> [What you should do]
Can you give all the records again without altering a single character?

> [Dataset records]
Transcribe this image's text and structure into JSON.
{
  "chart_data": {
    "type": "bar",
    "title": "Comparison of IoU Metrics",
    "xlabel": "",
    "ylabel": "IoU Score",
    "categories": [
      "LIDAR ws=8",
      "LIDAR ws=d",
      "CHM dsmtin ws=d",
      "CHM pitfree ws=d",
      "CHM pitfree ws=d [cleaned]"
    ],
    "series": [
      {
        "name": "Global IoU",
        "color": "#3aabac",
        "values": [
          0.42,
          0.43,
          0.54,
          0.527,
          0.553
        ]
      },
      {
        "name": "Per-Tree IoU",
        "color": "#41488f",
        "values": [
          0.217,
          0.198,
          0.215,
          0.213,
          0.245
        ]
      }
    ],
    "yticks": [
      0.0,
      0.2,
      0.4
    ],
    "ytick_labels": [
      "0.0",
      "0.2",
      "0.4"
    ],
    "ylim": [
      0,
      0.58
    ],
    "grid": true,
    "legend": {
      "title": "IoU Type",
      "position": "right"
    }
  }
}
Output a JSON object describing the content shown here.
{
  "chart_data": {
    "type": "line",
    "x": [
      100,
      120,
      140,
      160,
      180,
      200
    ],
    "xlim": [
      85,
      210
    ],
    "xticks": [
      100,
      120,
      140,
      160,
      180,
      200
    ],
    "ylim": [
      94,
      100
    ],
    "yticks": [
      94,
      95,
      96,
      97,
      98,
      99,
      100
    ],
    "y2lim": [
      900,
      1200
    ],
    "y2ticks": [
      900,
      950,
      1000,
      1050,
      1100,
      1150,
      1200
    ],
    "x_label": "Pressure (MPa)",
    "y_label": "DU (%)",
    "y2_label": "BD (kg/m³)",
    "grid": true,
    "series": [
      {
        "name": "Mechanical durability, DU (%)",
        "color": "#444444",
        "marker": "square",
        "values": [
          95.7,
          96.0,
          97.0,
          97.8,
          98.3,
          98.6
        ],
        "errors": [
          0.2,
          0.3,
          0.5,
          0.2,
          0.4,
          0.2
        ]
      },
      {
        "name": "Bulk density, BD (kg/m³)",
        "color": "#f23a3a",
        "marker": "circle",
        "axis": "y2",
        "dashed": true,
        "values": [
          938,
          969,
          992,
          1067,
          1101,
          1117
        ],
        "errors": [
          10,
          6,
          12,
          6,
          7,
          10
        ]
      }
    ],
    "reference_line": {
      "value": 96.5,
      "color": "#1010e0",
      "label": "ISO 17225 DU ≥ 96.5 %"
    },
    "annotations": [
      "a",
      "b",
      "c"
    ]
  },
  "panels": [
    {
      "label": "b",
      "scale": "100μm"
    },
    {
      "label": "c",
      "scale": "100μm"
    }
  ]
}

> [Exercise answer]
Transcribe this image's text and structure into JSON.
{
  "chart_data": {
    "type": "bar",
    "title": "Comparison of IoU Metrics",
    "xlabel": "",
    "ylabel": "IoU Score",
    "categories": [
      "LIDAR ws=8",
      "LIDAR ws=d",
      "CHM dsmtin ws=d",
      "CHM pitfree ws=d",
      "CHM pitfree ws=d [cleaned]"
    ],
    "series": [
      {
        "name": "Global IoU",
        "color": "#3aabac",
        "values": [
          0.42,
          0.43,
          0.54,
          0.527,
          0.553
        ]
      },
      {
        "name": "Per-Tree IoU",
        "color": "#41488f",
        "values": [
          0.217,
          0.198,
          0.215,
          0.213,
          0.245
        ]
      }
    ],
    "yticks": [
      0.0,
      0.2,
      0.4
    ],
    "ytick_labels": [
      "0.0",
      "0.2",
      "0.4"
    ],
    "ylim": [
      0,
      0.58
    ],
    "grid": true,
    "legend": {
      "title": "IoU Type",
      "position": "right"
    }
  }
}
Output a JSON object describing the content shown here.
{
  "chart_data": {
    "type": "line",
    "x": [
      100,
      120,
      140,
      160,
      180,
      200
    ],
    "xlim": [
      85,
      210
    ],
    "xticks": [
      100,
      120,
      140,
      160,
      180,
      200
    ],
    "ylim": [
      94,
      100
    ],
    "yticks": [
      94,
      95,
      96,
      97,
      98,
      99,
      100
    ],
    "y2lim": [
      900,
      1200
    ],
    "y2ticks": [
      900,
      950,
      1000,
      1050,
      1100,
      1150,
      1200
    ],
    "x_label": "Pressure (MPa)",
    "y_label": "DU (%)",
    "y2_label": "BD (kg/m³)",
    "grid": true,
    "series": [
      {
        "name": "Mechanical durability, DU (%)",
        "color": "#444444",
        "marker": "square",
        "values": [
          95.7,
          96.0,
          97.0,
          97.8,
          98.3,
          98.6
        ],
        "errors": [
          0.2,
          0.3,
          0.5,
          0.2,
          0.4,
          0.2
        ]
      },
      {
        "name": "Bulk density, BD (kg/m³)",
        "color": "#f23a3a",
        "marker": "circle",
        "axis": "y2",
        "dashed": true,
        "values": [
          938,
          969,
          992,
          1067,
          1101,
          1117
        ],
        "errors": [
          10,
          6,
          12,
          6,
          7,
          10
        ]
      }
    ],
    "reference_line": {
      "value": 96.5,
      "color": "#1010e0",
      "label": "ISO 17225 DU ≥ 96.5 %"
    },
    "annotations": [
      "a",
      "b",
      "c"
    ]
  },
  "panels": [
    {
      "label": "b",
      "scale": "100μm"
    },
    {
      "label": "c",
      "scale": "100μm"
    }
  ]
}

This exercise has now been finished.